WHAT TO PRODUCE. Leaving out the pictures, transcribe all of the records faithfully.

Extracted records
******

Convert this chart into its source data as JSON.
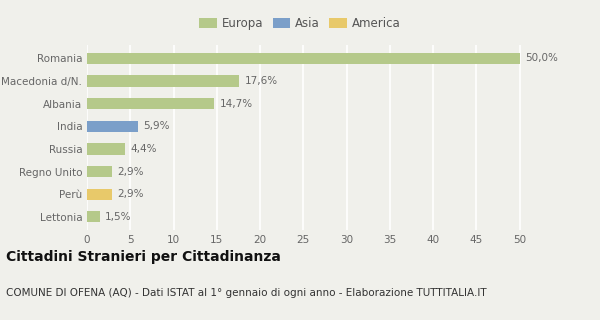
{
  "categories": [
    "Lettonia",
    "Perù",
    "Regno Unito",
    "Russia",
    "India",
    "Albania",
    "Macedonia d/N.",
    "Romania"
  ],
  "values": [
    1.5,
    2.9,
    2.9,
    4.4,
    5.9,
    14.7,
    17.6,
    50.0
  ],
  "labels": [
    "1,5%",
    "2,9%",
    "2,9%",
    "4,4%",
    "5,9%",
    "14,7%",
    "17,6%",
    "50,0%"
  ],
  "colors": [
    "#b5c98a",
    "#e8c96a",
    "#b5c98a",
    "#b5c98a",
    "#7b9fc9",
    "#b5c98a",
    "#b5c98a",
    "#b5c98a"
  ],
  "legend_items": [
    {
      "label": "Europa",
      "color": "#b5c98a"
    },
    {
      "label": "Asia",
      "color": "#7b9fc9"
    },
    {
      "label": "America",
      "color": "#e8c96a"
    }
  ],
  "xlim": [
    0,
    52
  ],
  "xticks": [
    0,
    5,
    10,
    15,
    20,
    25,
    30,
    35,
    40,
    45,
    50
  ],
  "title": "Cittadini Stranieri per Cittadinanza",
  "subtitle": "COMUNE DI OFENA (AQ) - Dati ISTAT al 1° gennaio di ogni anno - Elaborazione TUTTITALIA.IT",
  "bg_color": "#f0f0eb",
  "bar_height": 0.5,
  "title_fontsize": 10,
  "subtitle_fontsize": 7.5,
  "label_fontsize": 7.5,
  "tick_fontsize": 7.5,
  "legend_fontsize": 8.5
}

******

RESPONSE.
Convert this chart into its source data as JSON.
{
  "categories": [
    "Lettonia",
    "Perù",
    "Regno Unito",
    "Russia",
    "India",
    "Albania",
    "Macedonia d/N.",
    "Romania"
  ],
  "values": [
    1.5,
    2.9,
    2.9,
    4.4,
    5.9,
    14.7,
    17.6,
    50.0
  ],
  "labels": [
    "1,5%",
    "2,9%",
    "2,9%",
    "4,4%",
    "5,9%",
    "14,7%",
    "17,6%",
    "50,0%"
  ],
  "colors": [
    "#b5c98a",
    "#e8c96a",
    "#b5c98a",
    "#b5c98a",
    "#7b9fc9",
    "#b5c98a",
    "#b5c98a",
    "#b5c98a"
  ],
  "legend_items": [
    {
      "label": "Europa",
      "color": "#b5c98a"
    },
    {
      "label": "Asia",
      "color": "#7b9fc9"
    },
    {
      "label": "America",
      "color": "#e8c96a"
    }
  ],
  "xlim": [
    0,
    52
  ],
  "xticks": [
    0,
    5,
    10,
    15,
    20,
    25,
    30,
    35,
    40,
    45,
    50
  ],
  "title": "Cittadini Stranieri per Cittadinanza",
  "subtitle": "COMUNE DI OFENA (AQ) - Dati ISTAT al 1° gennaio di ogni anno - Elaborazione TUTTITALIA.IT",
  "bg_color": "#f0f0eb",
  "bar_height": 0.5,
  "title_fontsize": 10,
  "subtitle_fontsize": 7.5,
  "label_fontsize": 7.5,
  "tick_fontsize": 7.5,
  "legend_fontsize": 8.5
}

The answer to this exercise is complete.